### [Work required]
Reproduce word for word the part of the article on the infant abuse prevention bill that begins at the words "Dr. Sheets examined" and stops after "Academy of Pediatrics.".

This story was featured in the Milwaukee Journal Sentinel.
U.S. Senator Tammy Baldwin announced a new bill on April 3 that would help reduce cases of infant abuse in the United States. This bill — the Early Detection to Stop Infant Abuse and Prevent Fatalities Act — is inspired by and based on the work of Lynn Sheets, MD, medical director of child advocacy and protective services at Children’s Wisconsin. Dr. Sheets, who is a national leader in child abuse prevention, has been working with Senator Baldwin for the last several months on crafting the bill.
This bill would:
In 2012, Dr. Sheets led a clinical study to determine what percent of abused, pre-walking infants had a history of poorly explained, relatively minor visible injuries. Although the association between bruising in young infants and subsequent more serious abuse was well established, Dr. Sheets sought to determine exactly how many infants evaluated for abuse had a previous history of medically minor, suspicious injuries, which Dr. Sheets termed “sentinel injuries.”
Dr. Sheets examined the cases of 401 infants under 1 year of age from over a 10-year span. She determined that as many as 30 percent of abused infants had a history of sentinel injuries. In 2013, her findings were published in Pediatrics, the official journal of the American Academy of Pediatrics.
Education and awareness is Dr. Sheets’ mission. Such injuries in infants are commonly overlooked by medical providers, caregivers and child welfare professionals because they seem trivial. Without early intervention, physical abuse can escalate, resulting in severe injuries or even fatalities.
Dr. Sheets’ message is simple: “Small infants should not have bruises.” Bruising on babies before they start to attempt walking should raise concerns for physical abuse or, more rarely, a bleeding disorder. Early intervention can mean the difference between life and death.

### [Information]
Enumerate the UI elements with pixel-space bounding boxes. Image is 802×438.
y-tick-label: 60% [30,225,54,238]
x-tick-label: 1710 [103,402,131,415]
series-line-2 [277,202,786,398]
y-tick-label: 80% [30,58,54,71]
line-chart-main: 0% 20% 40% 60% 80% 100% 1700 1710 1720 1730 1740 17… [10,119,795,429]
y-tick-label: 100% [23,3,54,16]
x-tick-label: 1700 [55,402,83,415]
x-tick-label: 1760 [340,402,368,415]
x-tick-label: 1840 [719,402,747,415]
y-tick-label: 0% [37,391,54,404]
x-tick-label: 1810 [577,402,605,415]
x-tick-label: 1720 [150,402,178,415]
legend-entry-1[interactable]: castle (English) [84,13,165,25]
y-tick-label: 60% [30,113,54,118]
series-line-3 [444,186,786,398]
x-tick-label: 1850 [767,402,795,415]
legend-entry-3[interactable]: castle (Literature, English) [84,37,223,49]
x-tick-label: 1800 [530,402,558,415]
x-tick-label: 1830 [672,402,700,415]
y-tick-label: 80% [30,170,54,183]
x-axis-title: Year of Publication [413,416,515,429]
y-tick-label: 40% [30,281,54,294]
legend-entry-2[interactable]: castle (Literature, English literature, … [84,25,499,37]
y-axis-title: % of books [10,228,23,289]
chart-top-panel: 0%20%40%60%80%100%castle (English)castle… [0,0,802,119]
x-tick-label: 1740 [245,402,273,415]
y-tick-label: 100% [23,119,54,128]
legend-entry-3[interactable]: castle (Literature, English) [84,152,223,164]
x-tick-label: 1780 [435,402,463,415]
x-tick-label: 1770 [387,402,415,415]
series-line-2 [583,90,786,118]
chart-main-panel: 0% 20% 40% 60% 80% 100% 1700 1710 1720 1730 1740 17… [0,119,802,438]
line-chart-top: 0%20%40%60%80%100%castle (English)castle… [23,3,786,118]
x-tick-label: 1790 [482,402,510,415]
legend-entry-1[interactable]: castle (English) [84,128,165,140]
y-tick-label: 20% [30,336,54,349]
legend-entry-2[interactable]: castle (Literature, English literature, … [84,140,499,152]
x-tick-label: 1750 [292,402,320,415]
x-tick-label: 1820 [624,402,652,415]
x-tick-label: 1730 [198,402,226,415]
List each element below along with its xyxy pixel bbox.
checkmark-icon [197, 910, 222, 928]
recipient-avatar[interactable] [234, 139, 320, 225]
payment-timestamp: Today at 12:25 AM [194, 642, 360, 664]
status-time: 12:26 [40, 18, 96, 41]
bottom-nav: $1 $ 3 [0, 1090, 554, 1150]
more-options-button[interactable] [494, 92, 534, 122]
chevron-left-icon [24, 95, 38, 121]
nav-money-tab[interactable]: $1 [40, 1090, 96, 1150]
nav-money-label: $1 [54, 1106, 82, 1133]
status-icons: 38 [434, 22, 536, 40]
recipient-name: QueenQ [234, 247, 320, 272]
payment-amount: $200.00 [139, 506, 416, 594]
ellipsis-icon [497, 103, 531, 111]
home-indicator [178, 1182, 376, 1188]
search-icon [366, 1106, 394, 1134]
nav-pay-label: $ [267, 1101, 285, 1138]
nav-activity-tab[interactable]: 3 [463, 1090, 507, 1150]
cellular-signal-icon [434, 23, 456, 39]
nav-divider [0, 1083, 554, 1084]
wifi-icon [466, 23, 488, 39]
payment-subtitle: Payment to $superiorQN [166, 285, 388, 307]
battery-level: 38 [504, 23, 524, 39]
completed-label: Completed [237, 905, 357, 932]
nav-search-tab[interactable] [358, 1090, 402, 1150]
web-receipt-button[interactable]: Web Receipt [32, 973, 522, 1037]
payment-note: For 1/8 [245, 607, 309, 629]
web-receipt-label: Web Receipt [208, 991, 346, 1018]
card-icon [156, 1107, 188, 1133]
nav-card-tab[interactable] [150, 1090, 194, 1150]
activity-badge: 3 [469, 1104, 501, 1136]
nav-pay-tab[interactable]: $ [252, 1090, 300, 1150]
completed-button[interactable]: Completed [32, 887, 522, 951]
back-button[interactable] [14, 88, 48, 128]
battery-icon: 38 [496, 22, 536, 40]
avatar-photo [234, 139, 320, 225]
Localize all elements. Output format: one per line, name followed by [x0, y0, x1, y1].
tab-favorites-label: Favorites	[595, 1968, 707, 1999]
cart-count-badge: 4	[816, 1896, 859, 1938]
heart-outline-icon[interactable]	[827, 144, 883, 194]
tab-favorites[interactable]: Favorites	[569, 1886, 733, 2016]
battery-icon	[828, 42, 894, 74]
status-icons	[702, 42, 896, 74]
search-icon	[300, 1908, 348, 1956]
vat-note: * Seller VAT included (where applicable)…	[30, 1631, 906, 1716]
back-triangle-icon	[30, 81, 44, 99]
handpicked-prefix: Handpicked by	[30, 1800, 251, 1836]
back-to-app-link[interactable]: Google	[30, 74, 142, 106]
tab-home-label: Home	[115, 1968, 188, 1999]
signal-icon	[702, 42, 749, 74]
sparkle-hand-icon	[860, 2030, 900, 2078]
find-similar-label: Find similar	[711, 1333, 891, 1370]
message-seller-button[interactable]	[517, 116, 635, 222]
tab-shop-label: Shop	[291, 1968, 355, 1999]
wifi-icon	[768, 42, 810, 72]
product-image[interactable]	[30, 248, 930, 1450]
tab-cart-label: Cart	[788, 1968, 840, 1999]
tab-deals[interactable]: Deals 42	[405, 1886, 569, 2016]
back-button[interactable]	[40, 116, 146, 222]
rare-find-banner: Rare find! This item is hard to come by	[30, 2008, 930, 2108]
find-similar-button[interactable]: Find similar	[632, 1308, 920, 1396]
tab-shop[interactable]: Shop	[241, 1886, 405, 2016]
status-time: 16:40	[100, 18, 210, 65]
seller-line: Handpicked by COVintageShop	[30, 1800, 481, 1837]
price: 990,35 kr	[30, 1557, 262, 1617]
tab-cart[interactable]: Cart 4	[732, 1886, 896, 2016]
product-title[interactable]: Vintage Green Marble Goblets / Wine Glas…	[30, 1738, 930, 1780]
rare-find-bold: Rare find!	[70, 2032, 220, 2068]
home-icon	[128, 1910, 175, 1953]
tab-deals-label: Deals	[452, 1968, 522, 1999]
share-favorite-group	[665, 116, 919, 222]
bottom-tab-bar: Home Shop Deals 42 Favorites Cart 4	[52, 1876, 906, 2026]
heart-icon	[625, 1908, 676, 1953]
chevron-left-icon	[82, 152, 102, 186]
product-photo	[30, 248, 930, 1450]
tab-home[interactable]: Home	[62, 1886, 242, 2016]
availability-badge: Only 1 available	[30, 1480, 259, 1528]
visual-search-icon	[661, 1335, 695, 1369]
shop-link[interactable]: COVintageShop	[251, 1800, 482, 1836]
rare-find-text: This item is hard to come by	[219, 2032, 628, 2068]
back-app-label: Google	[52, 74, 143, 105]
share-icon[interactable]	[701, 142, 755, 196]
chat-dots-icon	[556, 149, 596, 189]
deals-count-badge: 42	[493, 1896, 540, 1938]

### [Written reply]
Dr. Sheets examined the cases of 401 infants under 1 year of age from over a 10-year span. She determined that as many as 30 percent of abused infants had a history of sentinel injuries. In 2013, her findings were published in Pediatrics, the official journal of the American Academy of Pediatrics.